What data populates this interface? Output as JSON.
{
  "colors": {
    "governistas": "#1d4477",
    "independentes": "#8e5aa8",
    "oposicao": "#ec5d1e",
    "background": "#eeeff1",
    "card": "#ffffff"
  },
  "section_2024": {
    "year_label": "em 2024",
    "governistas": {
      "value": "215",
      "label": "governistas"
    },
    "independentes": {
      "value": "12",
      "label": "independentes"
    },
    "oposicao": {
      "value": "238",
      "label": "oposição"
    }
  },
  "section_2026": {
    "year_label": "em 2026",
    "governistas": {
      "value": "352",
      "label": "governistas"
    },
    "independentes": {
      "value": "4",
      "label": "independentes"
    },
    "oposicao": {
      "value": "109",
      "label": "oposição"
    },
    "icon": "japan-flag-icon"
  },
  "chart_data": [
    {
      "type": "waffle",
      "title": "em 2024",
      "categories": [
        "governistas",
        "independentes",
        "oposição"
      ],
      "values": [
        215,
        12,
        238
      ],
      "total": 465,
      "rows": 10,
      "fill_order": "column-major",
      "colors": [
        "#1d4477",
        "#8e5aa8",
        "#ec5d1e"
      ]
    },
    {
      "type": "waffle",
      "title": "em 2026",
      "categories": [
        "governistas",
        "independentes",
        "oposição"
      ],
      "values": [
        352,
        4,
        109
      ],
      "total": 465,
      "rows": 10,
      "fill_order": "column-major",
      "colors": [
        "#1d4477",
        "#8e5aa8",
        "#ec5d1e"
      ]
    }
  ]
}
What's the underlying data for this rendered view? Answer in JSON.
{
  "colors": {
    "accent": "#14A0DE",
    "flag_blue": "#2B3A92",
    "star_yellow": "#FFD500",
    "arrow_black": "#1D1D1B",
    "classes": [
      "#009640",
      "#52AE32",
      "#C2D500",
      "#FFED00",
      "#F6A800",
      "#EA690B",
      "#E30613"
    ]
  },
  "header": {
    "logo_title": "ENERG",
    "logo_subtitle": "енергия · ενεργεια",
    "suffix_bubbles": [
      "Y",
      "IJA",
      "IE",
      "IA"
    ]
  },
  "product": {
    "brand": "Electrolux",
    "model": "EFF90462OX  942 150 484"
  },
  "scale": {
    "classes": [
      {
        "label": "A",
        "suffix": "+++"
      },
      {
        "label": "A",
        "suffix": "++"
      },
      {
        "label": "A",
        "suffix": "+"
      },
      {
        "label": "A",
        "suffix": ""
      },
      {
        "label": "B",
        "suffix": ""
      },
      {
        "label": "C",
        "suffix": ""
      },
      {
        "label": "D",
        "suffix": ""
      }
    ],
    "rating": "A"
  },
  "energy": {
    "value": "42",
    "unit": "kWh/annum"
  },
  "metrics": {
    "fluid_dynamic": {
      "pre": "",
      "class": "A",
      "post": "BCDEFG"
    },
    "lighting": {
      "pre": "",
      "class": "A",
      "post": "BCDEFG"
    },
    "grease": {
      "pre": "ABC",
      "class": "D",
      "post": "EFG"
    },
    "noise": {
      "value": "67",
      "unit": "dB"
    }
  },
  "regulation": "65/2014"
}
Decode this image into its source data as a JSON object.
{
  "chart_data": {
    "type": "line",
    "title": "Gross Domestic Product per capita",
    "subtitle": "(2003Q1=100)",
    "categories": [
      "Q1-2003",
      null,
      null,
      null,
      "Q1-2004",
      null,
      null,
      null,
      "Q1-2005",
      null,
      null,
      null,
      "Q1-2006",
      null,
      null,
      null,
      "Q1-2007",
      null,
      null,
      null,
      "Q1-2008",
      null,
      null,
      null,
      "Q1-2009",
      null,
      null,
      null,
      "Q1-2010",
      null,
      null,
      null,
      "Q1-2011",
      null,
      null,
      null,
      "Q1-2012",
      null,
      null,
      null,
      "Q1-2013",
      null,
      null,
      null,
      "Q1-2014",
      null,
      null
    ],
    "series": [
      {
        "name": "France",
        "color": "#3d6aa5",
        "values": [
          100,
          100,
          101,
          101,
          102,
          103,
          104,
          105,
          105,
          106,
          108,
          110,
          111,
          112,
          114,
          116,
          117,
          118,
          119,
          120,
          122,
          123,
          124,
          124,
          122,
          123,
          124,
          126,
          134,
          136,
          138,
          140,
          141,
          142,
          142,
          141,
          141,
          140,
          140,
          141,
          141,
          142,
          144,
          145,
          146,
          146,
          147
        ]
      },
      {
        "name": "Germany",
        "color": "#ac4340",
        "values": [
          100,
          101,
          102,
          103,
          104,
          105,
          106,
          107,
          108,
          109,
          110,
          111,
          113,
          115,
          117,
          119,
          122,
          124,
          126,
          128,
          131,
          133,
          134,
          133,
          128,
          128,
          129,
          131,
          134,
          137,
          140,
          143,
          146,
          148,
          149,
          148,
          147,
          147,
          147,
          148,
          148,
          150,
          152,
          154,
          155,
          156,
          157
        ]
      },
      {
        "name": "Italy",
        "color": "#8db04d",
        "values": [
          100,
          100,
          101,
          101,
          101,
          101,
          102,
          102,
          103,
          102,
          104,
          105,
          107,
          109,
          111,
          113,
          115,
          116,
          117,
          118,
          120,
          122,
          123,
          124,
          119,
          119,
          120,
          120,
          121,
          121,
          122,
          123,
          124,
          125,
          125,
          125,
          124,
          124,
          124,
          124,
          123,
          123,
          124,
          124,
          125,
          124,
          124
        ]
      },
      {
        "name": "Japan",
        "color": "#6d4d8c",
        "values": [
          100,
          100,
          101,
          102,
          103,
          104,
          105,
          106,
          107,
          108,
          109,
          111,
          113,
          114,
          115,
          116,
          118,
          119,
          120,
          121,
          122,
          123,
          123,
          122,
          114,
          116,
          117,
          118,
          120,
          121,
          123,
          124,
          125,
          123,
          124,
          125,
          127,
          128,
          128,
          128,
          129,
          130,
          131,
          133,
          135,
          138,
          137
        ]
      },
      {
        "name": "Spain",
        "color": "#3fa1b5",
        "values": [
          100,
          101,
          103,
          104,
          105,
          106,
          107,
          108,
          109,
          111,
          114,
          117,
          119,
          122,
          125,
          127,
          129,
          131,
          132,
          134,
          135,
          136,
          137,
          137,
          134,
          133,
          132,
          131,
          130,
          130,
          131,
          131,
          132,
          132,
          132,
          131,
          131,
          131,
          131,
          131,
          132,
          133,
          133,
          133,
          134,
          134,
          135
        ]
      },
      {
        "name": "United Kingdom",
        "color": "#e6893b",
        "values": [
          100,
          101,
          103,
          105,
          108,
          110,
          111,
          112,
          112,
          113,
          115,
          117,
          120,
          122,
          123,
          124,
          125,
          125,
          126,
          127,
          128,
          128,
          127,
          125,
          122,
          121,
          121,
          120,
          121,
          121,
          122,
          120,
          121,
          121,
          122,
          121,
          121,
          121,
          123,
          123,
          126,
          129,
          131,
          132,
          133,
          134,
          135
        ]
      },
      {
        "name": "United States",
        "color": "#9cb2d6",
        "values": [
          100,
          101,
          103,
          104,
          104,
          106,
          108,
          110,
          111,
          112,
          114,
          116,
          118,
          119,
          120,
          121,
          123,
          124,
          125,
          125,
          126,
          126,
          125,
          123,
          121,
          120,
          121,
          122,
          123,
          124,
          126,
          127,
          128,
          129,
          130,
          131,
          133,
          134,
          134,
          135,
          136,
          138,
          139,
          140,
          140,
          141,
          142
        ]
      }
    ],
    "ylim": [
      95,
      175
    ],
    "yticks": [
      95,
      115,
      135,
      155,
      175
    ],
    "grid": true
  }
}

● ● ●

Identify and list each line with the word "What".

# RESULT BELOW
What data populates this interface? Output as JSON.
What's the underlying data for this rendered view? Answer in JSON.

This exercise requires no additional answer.